== Records for this exercise

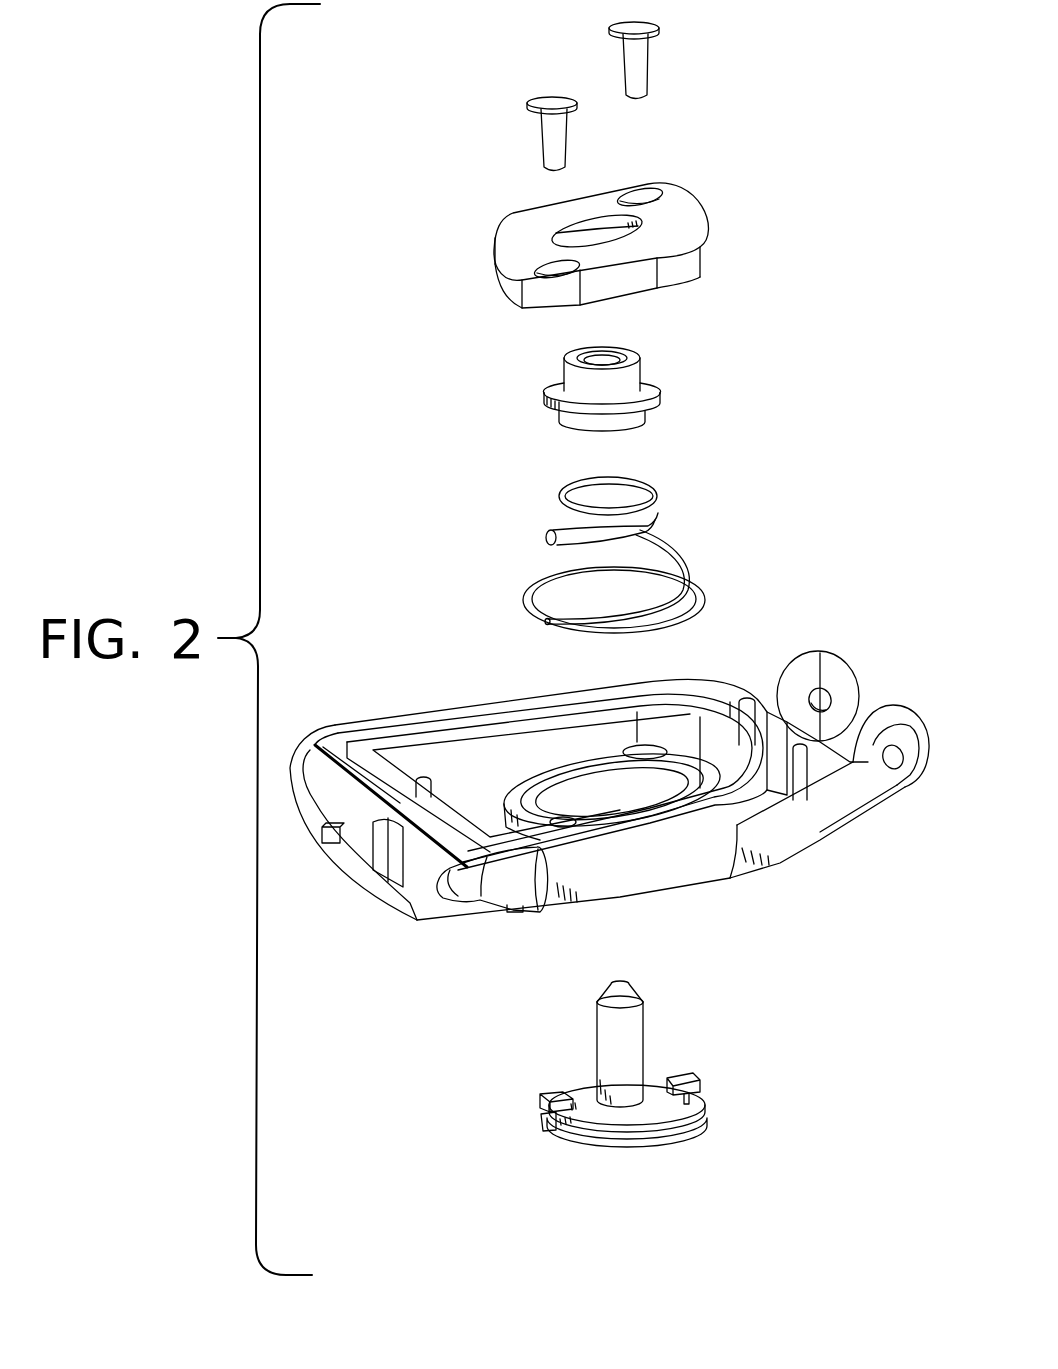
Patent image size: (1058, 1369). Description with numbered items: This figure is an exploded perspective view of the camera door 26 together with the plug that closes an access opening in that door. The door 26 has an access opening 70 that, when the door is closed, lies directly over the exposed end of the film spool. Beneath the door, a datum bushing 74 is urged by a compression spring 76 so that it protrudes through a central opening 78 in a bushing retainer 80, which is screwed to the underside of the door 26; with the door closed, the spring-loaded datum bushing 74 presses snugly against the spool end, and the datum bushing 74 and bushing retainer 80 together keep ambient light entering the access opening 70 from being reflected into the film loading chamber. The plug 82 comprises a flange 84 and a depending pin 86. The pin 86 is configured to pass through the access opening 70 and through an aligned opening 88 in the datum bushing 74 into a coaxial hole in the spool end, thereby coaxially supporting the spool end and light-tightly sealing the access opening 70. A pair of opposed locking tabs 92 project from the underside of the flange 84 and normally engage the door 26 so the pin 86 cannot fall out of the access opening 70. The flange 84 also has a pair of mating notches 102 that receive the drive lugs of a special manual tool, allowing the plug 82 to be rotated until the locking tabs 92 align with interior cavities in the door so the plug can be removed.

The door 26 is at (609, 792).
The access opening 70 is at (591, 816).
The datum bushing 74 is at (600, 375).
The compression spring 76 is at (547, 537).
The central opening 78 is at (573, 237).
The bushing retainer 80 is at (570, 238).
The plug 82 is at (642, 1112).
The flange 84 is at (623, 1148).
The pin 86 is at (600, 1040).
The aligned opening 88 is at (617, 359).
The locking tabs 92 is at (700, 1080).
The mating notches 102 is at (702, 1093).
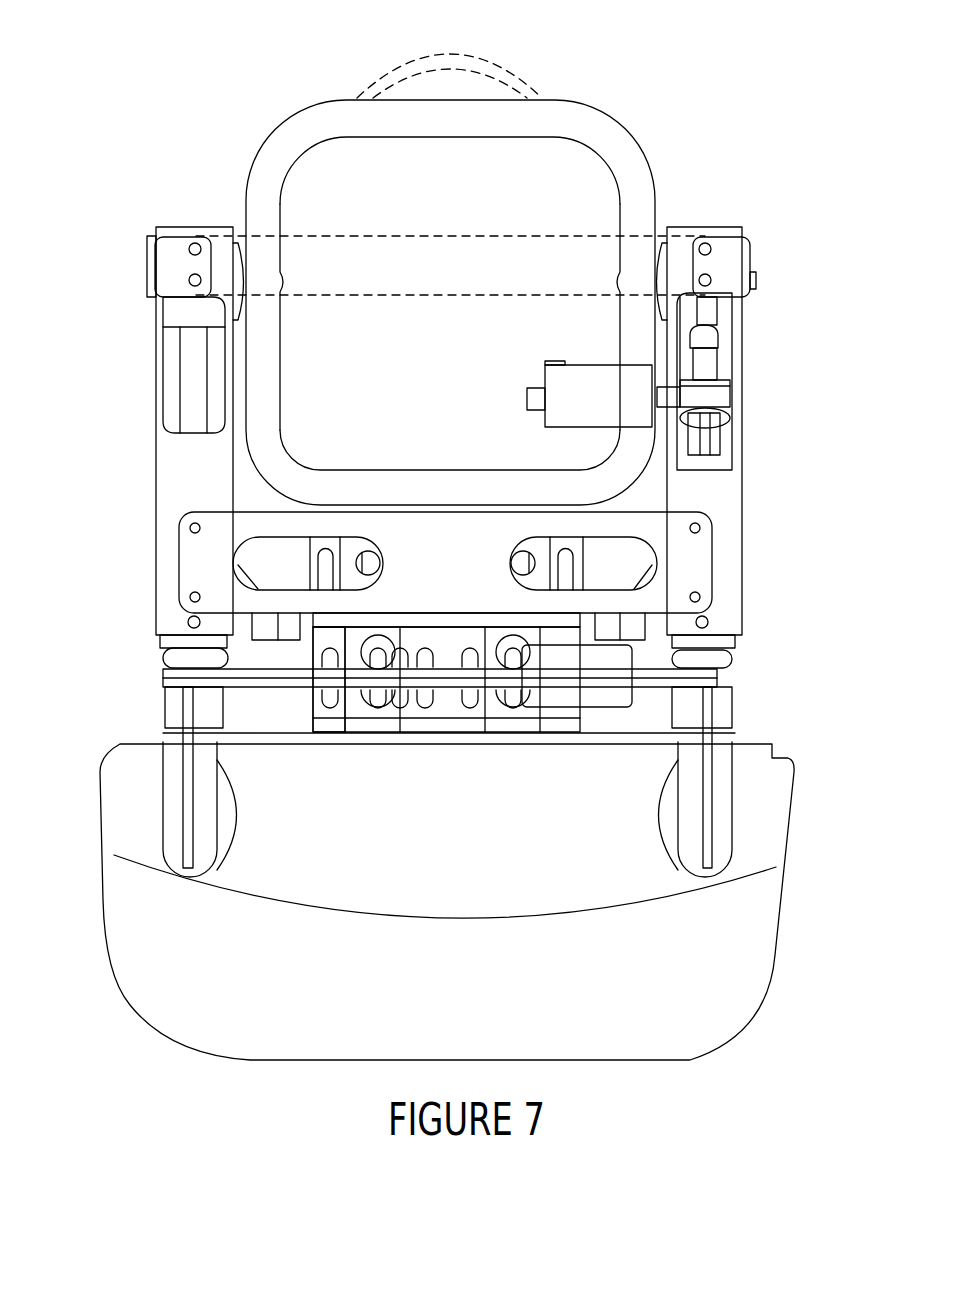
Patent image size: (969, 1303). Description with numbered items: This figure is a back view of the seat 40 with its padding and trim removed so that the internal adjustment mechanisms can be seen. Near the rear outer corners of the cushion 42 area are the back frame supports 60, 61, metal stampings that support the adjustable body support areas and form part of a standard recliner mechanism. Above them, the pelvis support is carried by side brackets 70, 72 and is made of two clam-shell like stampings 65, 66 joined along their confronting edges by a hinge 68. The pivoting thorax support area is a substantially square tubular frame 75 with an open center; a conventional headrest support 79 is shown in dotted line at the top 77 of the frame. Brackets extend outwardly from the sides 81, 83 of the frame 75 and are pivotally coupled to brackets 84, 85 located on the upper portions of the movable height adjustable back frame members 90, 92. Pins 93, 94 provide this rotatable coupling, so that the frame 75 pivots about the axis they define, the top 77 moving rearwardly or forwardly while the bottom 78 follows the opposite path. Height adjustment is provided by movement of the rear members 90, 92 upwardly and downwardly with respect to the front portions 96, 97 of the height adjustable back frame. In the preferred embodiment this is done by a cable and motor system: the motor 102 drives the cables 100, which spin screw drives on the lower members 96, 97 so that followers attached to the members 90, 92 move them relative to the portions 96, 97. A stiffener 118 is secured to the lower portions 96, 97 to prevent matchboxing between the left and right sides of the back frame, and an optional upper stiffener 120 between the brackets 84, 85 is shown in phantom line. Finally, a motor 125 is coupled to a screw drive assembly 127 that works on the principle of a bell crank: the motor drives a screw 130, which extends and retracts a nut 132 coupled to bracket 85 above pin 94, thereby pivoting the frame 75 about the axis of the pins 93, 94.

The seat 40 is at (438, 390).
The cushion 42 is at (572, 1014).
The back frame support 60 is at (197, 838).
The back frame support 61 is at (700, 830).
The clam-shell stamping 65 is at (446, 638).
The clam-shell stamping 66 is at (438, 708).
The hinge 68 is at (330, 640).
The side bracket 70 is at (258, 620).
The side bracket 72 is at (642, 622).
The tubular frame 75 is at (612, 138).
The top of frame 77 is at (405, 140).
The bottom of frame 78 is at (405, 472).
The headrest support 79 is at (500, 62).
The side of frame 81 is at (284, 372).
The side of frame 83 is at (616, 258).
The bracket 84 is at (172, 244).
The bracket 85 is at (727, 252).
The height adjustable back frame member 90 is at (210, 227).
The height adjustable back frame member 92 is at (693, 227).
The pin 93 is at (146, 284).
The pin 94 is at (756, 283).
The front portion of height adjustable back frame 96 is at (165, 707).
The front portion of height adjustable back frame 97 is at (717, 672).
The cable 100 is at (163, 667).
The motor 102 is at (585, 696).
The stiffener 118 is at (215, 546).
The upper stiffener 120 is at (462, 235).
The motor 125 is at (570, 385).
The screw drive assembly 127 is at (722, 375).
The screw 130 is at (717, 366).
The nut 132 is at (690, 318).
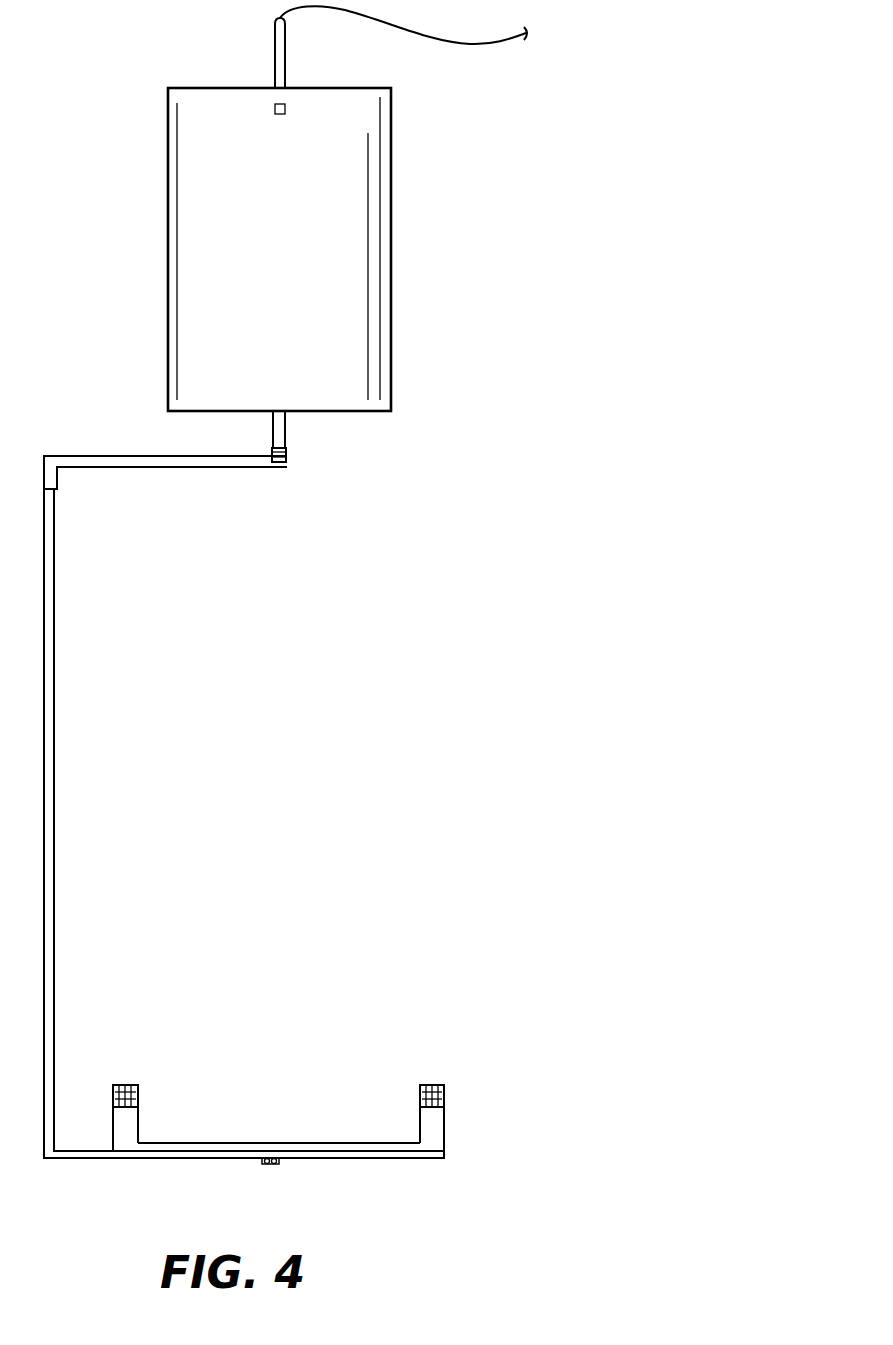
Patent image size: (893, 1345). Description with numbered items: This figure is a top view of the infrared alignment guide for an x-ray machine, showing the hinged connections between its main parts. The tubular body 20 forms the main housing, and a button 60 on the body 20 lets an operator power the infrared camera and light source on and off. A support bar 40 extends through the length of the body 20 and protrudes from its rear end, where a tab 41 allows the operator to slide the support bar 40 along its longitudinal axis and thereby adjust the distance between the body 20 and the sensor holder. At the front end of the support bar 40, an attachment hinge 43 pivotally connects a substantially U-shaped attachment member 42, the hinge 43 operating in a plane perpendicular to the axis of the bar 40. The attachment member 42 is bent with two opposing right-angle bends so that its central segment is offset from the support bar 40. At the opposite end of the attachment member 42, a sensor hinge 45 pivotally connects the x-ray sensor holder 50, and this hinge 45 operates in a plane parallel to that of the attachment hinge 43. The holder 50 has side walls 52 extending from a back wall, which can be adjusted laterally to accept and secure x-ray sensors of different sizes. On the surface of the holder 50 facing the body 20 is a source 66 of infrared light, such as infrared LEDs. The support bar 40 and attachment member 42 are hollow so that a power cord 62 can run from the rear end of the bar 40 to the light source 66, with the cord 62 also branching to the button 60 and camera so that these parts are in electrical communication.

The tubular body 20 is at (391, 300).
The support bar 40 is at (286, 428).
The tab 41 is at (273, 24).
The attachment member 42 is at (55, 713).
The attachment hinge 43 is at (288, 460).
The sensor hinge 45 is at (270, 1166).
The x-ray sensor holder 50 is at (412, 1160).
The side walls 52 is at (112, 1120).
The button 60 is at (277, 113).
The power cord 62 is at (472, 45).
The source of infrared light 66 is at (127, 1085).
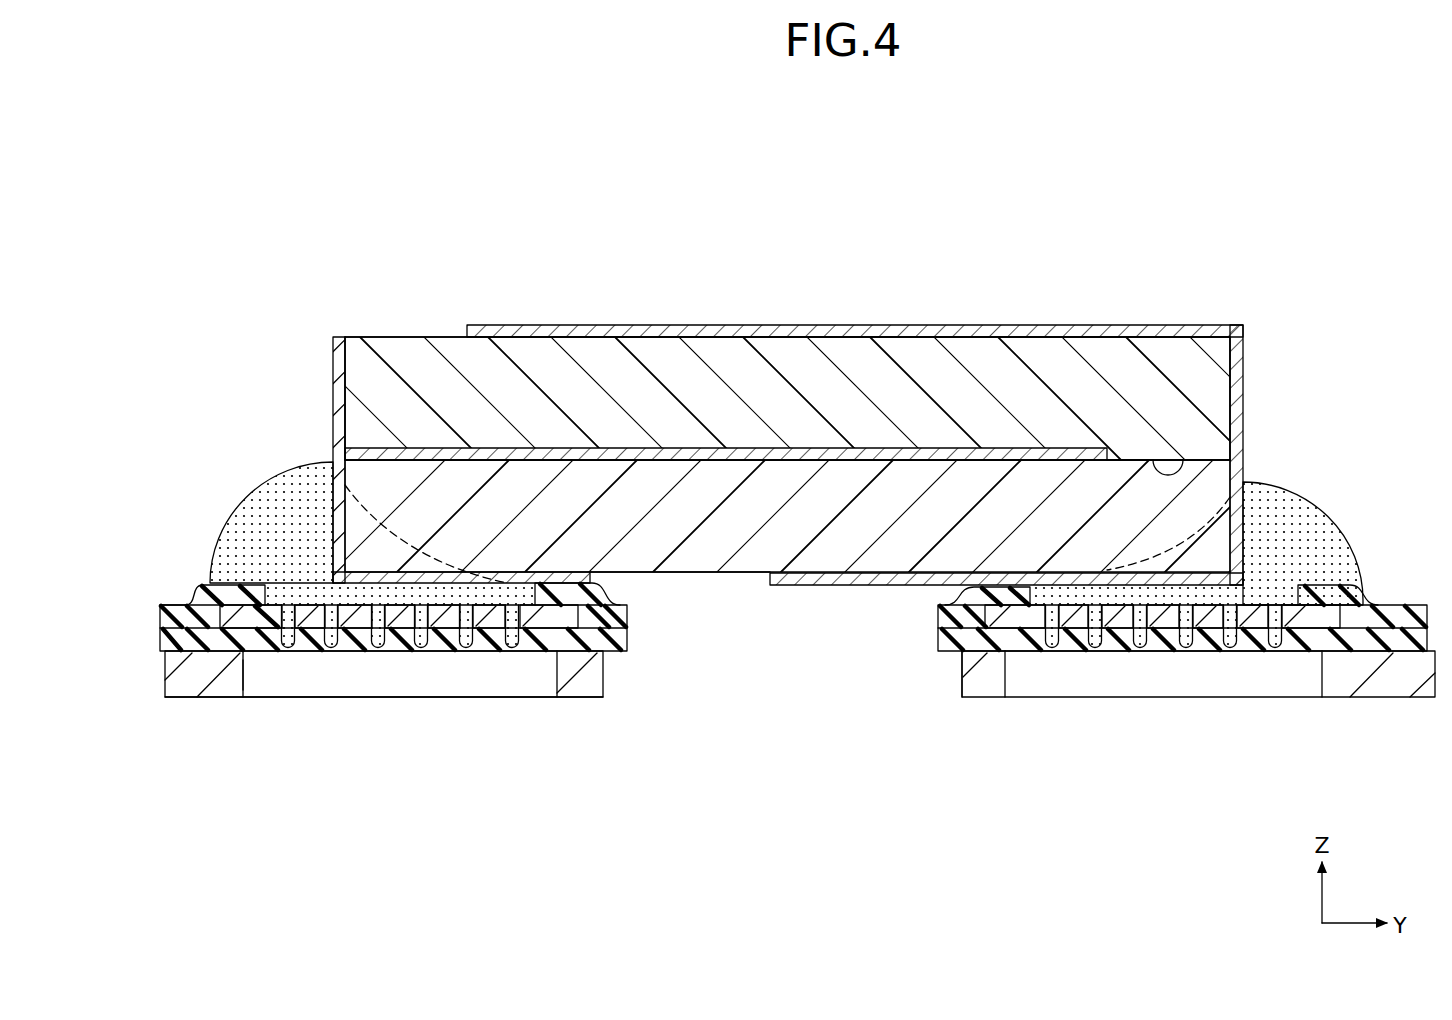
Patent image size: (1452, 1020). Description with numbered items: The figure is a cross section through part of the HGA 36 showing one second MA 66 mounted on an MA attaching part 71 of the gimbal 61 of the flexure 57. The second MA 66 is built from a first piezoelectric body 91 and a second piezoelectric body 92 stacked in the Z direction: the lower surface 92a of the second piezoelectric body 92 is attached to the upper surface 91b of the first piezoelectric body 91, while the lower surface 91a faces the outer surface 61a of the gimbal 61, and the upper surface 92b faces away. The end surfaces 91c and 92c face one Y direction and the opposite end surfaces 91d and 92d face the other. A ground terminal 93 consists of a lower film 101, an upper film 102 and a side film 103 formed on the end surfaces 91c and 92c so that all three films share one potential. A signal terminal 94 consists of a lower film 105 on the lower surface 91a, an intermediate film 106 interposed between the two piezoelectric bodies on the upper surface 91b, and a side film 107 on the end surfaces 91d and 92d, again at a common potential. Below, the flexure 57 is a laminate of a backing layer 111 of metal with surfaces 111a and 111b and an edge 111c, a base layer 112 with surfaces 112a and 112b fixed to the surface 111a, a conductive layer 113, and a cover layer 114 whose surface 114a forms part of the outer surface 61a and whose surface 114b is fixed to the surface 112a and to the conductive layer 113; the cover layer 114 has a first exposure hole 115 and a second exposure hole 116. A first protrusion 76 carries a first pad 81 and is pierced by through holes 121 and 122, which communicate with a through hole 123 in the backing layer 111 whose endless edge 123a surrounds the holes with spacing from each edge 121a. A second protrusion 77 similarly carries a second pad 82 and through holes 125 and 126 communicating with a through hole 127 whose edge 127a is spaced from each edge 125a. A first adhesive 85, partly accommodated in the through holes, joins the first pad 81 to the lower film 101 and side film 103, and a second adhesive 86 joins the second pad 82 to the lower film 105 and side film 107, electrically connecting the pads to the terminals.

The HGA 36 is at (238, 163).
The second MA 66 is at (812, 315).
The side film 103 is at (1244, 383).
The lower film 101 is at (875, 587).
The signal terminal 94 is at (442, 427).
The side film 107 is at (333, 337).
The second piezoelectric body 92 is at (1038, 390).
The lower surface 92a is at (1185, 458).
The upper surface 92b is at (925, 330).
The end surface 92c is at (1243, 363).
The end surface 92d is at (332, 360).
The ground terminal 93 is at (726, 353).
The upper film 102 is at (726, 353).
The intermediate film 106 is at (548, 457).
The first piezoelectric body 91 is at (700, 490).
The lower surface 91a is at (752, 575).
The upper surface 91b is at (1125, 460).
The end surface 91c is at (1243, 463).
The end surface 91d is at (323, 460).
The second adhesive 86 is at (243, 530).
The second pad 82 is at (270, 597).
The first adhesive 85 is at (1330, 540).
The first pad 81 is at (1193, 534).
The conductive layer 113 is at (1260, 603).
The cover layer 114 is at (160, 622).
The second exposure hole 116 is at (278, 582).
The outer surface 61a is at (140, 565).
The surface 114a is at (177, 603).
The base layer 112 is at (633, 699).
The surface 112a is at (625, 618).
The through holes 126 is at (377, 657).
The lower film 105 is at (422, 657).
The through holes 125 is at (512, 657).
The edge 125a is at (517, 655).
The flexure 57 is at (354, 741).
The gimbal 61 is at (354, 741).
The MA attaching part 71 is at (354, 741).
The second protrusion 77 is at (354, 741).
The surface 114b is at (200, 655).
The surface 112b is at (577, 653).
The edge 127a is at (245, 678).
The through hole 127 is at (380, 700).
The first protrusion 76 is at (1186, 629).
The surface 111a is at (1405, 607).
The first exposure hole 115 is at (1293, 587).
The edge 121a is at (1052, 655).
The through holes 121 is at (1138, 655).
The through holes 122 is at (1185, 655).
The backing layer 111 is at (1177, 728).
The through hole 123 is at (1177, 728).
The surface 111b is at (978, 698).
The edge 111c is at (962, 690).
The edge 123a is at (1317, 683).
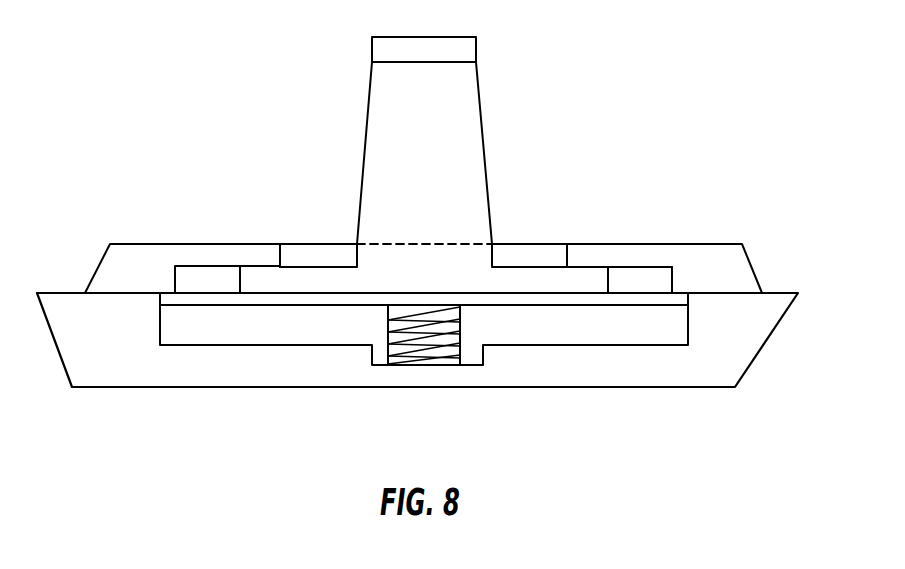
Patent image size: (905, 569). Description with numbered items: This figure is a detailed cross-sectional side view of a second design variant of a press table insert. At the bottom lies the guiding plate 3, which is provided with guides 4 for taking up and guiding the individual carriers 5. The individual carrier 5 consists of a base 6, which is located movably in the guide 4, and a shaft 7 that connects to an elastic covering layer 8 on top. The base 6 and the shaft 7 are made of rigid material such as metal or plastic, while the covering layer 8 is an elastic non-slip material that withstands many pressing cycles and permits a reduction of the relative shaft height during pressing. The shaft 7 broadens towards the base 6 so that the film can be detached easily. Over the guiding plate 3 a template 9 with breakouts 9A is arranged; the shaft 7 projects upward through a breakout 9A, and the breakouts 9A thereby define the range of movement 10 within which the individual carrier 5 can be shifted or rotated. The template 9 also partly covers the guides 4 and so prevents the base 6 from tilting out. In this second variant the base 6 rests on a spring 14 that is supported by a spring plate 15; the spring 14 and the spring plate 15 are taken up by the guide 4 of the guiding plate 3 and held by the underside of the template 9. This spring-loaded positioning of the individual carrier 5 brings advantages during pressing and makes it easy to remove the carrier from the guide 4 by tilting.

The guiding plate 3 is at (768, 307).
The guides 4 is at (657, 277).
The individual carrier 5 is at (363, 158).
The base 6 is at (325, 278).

====

▸ **To be done**: Reproduce the listing starting at the line that contains "Patent image size: (893, 1345)." and ending at the line that contains "The side walls 52 is at (112, 1120).", renaming "top view" to "plan view" and keeping everything else unchanged.

▸ **Final result**:
Patent image size: (893, 1345). Description with numbered items: This figure is a plan view of the infrared alignment guide for an x-ray machine, showing the hinged connections between its main parts. The tubular body 20 forms the main housing, and a button 60 on the body 20 lets an operator power the infrared camera and light source on and off. A support bar 40 extends through the length of the body 20 and protrudes from its rear end, where a tab 41 allows the operator to slide the support bar 40 along its longitudinal axis and thereby adjust the distance between the body 20 and the sensor holder. At the front end of the support bar 40, an attachment hinge 43 pivotally connects a substantially U-shaped attachment member 42, the hinge 43 operating in a plane perpendicular to the axis of the bar 40. The attachment member 42 is bent with two opposing right-angle bends so that its central segment is offset from the support bar 40. At the opposite end of the attachment member 42, a sensor hinge 45 pivotally connects the x-ray sensor holder 50, and this hinge 45 operates in a plane parallel to that of the attachment hinge 43. The holder 50 has side walls 52 extending from a back wall, which can be adjusted laterally to accept and secure x-ray sensors of different sizes. On the surface of the holder 50 facing the body 20 is a source 66 of infrared light, such as infrared LEDs. The support bar 40 and attachment member 42 are hollow so that a power cord 62 can run from the rear end of the bar 40 to the light source 66, with the cord 62 also branching to the button 60 and camera so that these parts are in electrical communication.

The tubular body 20 is at (391, 300).
The support bar 40 is at (286, 428).
The tab 41 is at (273, 24).
The attachment member 42 is at (55, 713).
The attachment hinge 43 is at (288, 460).
The sensor hinge 45 is at (270, 1166).
The x-ray sensor holder 50 is at (412, 1160).
The side walls 52 is at (112, 1120).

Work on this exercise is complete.